WORK TO COMPLETE
Copy each line that has the string "cellular" somewhere in it.

Stored data

···

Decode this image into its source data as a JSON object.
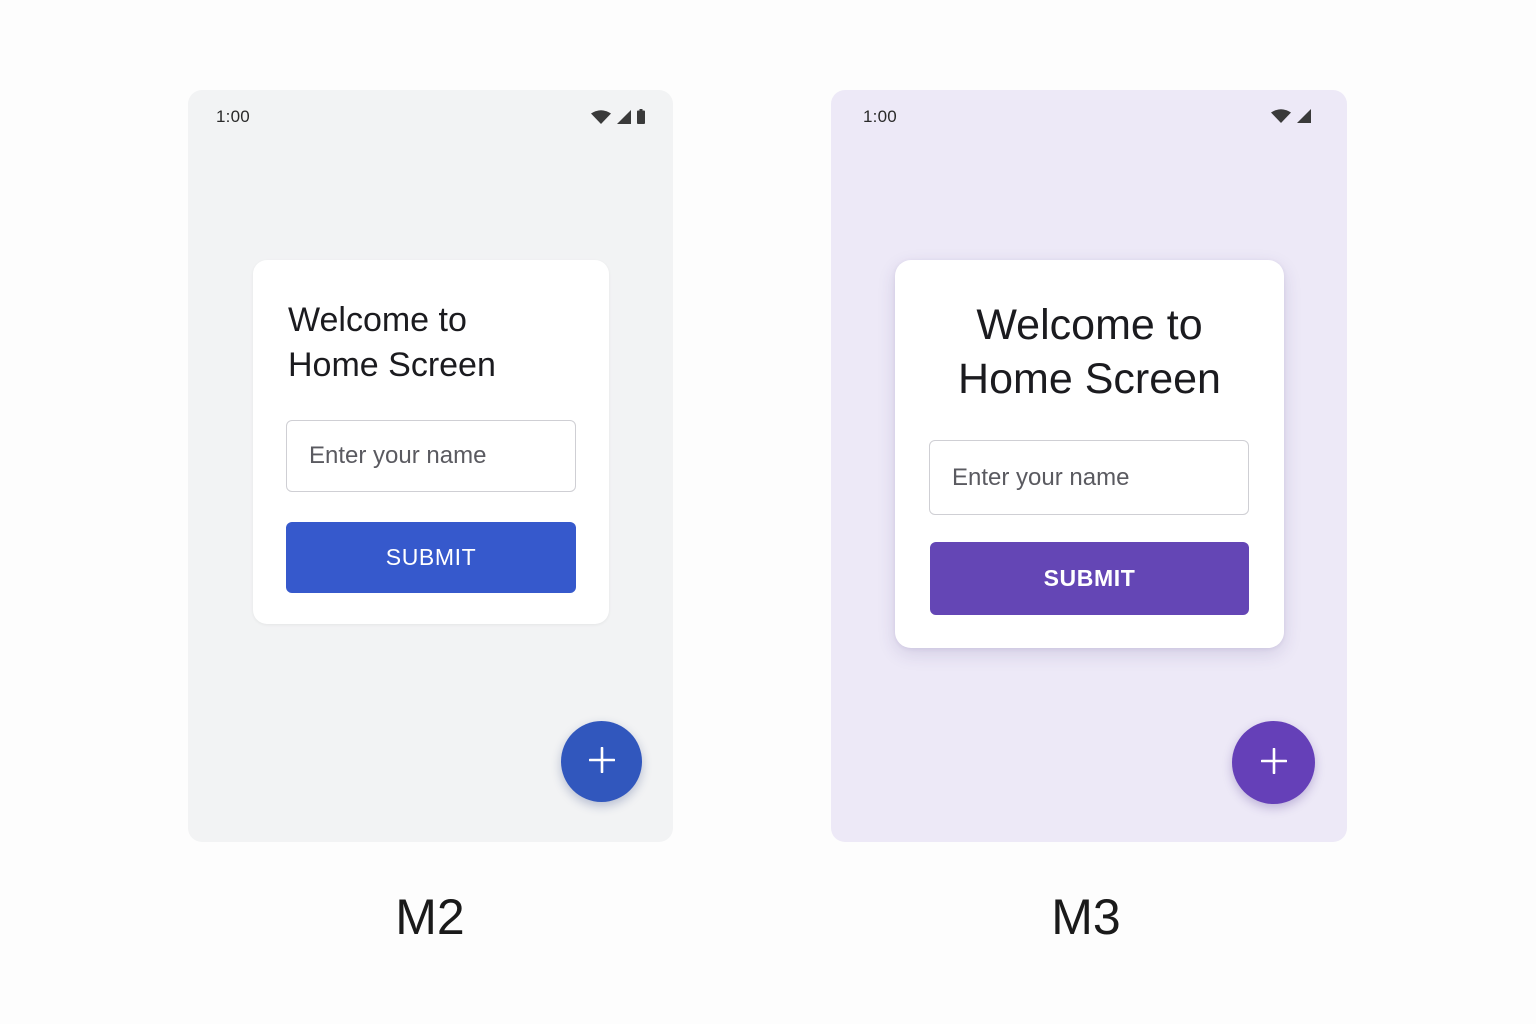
{
  "colors": {
    "m2_background": "#f2f3f4",
    "m3_background": "#ede9f7",
    "m2_primary": "#3659cc",
    "m3_primary": "#6446b5",
    "card": "#ffffff"
  },
  "m2": {
    "status": {
      "time": "1:00",
      "icons": [
        "wifi-icon",
        "cellular-signal-icon",
        "battery-icon"
      ]
    },
    "card": {
      "title_line1": "Welcome to",
      "title_line2": "Home Screen",
      "input_placeholder": "Enter your name",
      "submit_label": "SUBMIT"
    },
    "fab": {
      "icon": "plus-icon"
    },
    "caption": "M2"
  },
  "m3": {
    "status": {
      "time": "1:00",
      "icons": [
        "wifi-icon",
        "cellular-signal-icon"
      ]
    },
    "card": {
      "title_line1": "Welcome to",
      "title_line2": "Home Screen",
      "input_placeholder": "Enter your name",
      "submit_label": "SUBMIT"
    },
    "fab": {
      "icon": "plus-icon"
    },
    "caption": "M3"
  }
}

···

EXERCISE RESULT
        "cellular-signal-icon",
        "cellular-signal-icon"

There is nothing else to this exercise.